### WHAT THIS TASK INVOLVES
Write out the entries below once more, exactly.

[Records from a collection of figures]
►

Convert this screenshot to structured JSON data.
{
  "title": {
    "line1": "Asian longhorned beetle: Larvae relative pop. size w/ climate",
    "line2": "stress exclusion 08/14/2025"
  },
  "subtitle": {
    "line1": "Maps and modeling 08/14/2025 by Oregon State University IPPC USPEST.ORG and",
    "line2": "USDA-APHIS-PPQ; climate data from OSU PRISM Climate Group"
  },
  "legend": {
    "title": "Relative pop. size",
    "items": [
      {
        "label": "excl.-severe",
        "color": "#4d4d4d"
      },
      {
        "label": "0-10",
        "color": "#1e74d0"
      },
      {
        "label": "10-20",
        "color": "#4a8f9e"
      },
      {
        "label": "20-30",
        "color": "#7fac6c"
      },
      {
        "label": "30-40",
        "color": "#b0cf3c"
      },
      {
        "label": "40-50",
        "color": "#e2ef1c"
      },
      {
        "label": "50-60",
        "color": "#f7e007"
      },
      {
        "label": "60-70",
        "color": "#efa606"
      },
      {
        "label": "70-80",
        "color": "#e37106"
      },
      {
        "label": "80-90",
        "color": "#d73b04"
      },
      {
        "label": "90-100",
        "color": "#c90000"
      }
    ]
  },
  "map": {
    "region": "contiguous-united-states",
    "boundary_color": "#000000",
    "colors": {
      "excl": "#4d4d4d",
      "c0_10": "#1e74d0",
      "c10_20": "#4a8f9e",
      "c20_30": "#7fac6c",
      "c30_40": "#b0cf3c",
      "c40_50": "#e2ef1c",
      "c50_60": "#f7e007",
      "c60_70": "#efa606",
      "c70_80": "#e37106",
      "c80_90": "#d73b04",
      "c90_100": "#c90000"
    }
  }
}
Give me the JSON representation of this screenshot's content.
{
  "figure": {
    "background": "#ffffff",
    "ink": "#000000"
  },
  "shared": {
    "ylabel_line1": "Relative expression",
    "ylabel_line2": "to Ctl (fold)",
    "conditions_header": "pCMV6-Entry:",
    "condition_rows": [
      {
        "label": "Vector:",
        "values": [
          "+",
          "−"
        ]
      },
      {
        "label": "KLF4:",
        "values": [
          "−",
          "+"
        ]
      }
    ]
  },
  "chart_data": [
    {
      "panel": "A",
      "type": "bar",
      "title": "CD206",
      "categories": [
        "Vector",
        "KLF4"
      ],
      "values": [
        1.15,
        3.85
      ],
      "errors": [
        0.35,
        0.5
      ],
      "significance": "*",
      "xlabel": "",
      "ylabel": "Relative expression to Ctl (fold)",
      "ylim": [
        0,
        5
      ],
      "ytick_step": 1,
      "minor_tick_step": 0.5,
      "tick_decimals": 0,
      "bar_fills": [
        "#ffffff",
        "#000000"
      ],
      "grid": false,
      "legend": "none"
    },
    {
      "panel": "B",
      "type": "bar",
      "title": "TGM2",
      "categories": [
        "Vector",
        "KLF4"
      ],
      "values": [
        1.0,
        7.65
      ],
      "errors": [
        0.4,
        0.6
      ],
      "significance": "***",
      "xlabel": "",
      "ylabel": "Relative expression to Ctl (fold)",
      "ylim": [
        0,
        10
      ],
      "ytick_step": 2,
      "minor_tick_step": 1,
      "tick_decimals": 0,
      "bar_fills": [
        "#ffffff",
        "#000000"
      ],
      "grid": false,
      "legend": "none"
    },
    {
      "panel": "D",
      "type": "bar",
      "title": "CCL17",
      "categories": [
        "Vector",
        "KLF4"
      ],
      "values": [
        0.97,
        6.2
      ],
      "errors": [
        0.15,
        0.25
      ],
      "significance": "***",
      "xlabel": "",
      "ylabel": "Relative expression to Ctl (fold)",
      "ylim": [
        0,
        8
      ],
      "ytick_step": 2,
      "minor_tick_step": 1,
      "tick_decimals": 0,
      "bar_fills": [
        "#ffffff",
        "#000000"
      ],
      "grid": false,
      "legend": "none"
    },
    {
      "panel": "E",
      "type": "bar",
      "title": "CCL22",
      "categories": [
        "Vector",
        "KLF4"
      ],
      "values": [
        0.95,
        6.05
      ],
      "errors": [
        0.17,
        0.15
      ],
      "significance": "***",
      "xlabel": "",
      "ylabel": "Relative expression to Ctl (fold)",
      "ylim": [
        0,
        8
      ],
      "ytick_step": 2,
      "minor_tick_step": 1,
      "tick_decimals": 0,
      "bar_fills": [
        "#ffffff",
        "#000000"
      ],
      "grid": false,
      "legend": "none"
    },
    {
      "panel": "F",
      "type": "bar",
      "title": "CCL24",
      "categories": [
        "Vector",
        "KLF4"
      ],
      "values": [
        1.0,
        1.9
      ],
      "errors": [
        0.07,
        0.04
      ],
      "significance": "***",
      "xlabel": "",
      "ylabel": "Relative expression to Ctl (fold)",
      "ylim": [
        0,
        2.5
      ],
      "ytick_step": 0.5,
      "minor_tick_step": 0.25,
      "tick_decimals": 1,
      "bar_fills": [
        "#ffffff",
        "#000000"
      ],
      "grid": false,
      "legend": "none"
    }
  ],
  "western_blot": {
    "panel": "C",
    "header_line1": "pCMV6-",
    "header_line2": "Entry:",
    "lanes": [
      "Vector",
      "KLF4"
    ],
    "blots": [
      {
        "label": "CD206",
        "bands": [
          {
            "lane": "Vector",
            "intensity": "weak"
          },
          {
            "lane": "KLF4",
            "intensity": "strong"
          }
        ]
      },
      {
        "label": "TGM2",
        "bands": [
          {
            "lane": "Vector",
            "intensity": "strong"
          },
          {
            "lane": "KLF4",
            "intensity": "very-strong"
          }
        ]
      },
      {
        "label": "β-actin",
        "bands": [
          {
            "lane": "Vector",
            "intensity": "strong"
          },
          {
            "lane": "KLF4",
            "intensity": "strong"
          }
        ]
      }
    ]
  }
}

◄

### REPLY TO THE TASK
Convert this screenshot to structured JSON data.
{
  "title": {
    "line1": "Asian longhorned beetle: Larvae relative pop. size w/ climate",
    "line2": "stress exclusion 08/14/2025"
  },
  "subtitle": {
    "line1": "Maps and modeling 08/14/2025 by Oregon State University IPPC USPEST.ORG and",
    "line2": "USDA-APHIS-PPQ; climate data from OSU PRISM Climate Group"
  },
  "legend": {
    "title": "Relative pop. size",
    "items": [
      {
        "label": "excl.-severe",
        "color": "#4d4d4d"
      },
      {
        "label": "0-10",
        "color": "#1e74d0"
      },
      {
        "label": "10-20",
        "color": "#4a8f9e"
      },
      {
        "label": "20-30",
        "color": "#7fac6c"
      },
      {
        "label": "30-40",
        "color": "#b0cf3c"
      },
      {
        "label": "40-50",
        "color": "#e2ef1c"
      },
      {
        "label": "50-60",
        "color": "#f7e007"
      },
      {
        "label": "60-70",
        "color": "#efa606"
      },
      {
        "label": "70-80",
        "color": "#e37106"
      },
      {
        "label": "80-90",
        "color": "#d73b04"
      },
      {
        "label": "90-100",
        "color": "#c90000"
      }
    ]
  },
  "map": {
    "region": "contiguous-united-states",
    "boundary_color": "#000000",
    "colors": {
      "excl": "#4d4d4d",
      "c0_10": "#1e74d0",
      "c10_20": "#4a8f9e",
      "c20_30": "#7fac6c",
      "c30_40": "#b0cf3c",
      "c40_50": "#e2ef1c",
      "c50_60": "#f7e007",
      "c60_70": "#efa606",
      "c70_80": "#e37106",
      "c80_90": "#d73b04",
      "c90_100": "#c90000"
    }
  }
}
Give me the JSON representation of this screenshot's content.
{
  "figure": {
    "background": "#ffffff",
    "ink": "#000000"
  },
  "shared": {
    "ylabel_line1": "Relative expression",
    "ylabel_line2": "to Ctl (fold)",
    "conditions_header": "pCMV6-Entry:",
    "condition_rows": [
      {
        "label": "Vector:",
        "values": [
          "+",
          "−"
        ]
      },
      {
        "label": "KLF4:",
        "values": [
          "−",
          "+"
        ]
      }
    ]
  },
  "chart_data": [
    {
      "panel": "A",
      "type": "bar",
      "title": "CD206",
      "categories": [
        "Vector",
        "KLF4"
      ],
      "values": [
        1.15,
        3.85
      ],
      "errors": [
        0.35,
        0.5
      ],
      "significance": "*",
      "xlabel": "",
      "ylabel": "Relative expression to Ctl (fold)",
      "ylim": [
        0,
        5
      ],
      "ytick_step": 1,
      "minor_tick_step": 0.5,
      "tick_decimals": 0,
      "bar_fills": [
        "#ffffff",
        "#000000"
      ],
      "grid": false,
      "legend": "none"
    },
    {
      "panel": "B",
      "type": "bar",
      "title": "TGM2",
      "categories": [
        "Vector",
        "KLF4"
      ],
      "values": [
        1.0,
        7.65
      ],
      "errors": [
        0.4,
        0.6
      ],
      "significance": "***",
      "xlabel": "",
      "ylabel": "Relative expression to Ctl (fold)",
      "ylim": [
        0,
        10
      ],
      "ytick_step": 2,
      "minor_tick_step": 1,
      "tick_decimals": 0,
      "bar_fills": [
        "#ffffff",
        "#000000"
      ],
      "grid": false,
      "legend": "none"
    },
    {
      "panel": "D",
      "type": "bar",
      "title": "CCL17",
      "categories": [
        "Vector",
        "KLF4"
      ],
      "values": [
        0.97,
        6.2
      ],
      "errors": [
        0.15,
        0.25
      ],
      "significance": "***",
      "xlabel": "",
      "ylabel": "Relative expression to Ctl (fold)",
      "ylim": [
        0,
        8
      ],
      "ytick_step": 2,
      "minor_tick_step": 1,
      "tick_decimals": 0,
      "bar_fills": [
        "#ffffff",
        "#000000"
      ],
      "grid": false,
      "legend": "none"
    },
    {
      "panel": "E",
      "type": "bar",
      "title": "CCL22",
      "categories": [
        "Vector",
        "KLF4"
      ],
      "values": [
        0.95,
        6.05
      ],
      "errors": [
        0.17,
        0.15
      ],
      "significance": "***",
      "xlabel": "",
      "ylabel": "Relative expression to Ctl (fold)",
      "ylim": [
        0,
        8
      ],
      "ytick_step": 2,
      "minor_tick_step": 1,
      "tick_decimals": 0,
      "bar_fills": [
        "#ffffff",
        "#000000"
      ],
      "grid": false,
      "legend": "none"
    },
    {
      "panel": "F",
      "type": "bar",
      "title": "CCL24",
      "categories": [
        "Vector",
        "KLF4"
      ],
      "values": [
        1.0,
        1.9
      ],
      "errors": [
        0.07,
        0.04
      ],
      "significance": "***",
      "xlabel": "",
      "ylabel": "Relative expression to Ctl (fold)",
      "ylim": [
        0,
        2.5
      ],
      "ytick_step": 0.5,
      "minor_tick_step": 0.25,
      "tick_decimals": 1,
      "bar_fills": [
        "#ffffff",
        "#000000"
      ],
      "grid": false,
      "legend": "none"
    }
  ],
  "western_blot": {
    "panel": "C",
    "header_line1": "pCMV6-",
    "header_line2": "Entry:",
    "lanes": [
      "Vector",
      "KLF4"
    ],
    "blots": [
      {
        "label": "CD206",
        "bands": [
          {
            "lane": "Vector",
            "intensity": "weak"
          },
          {
            "lane": "KLF4",
            "intensity": "strong"
          }
        ]
      },
      {
        "label": "TGM2",
        "bands": [
          {
            "lane": "Vector",
            "intensity": "strong"
          },
          {
            "lane": "KLF4",
            "intensity": "very-strong"
          }
        ]
      },
      {
        "label": "β-actin",
        "bands": [
          {
            "lane": "Vector",
            "intensity": "strong"
          },
          {
            "lane": "KLF4",
            "intensity": "strong"
          }
        ]
      }
    ]
  }
}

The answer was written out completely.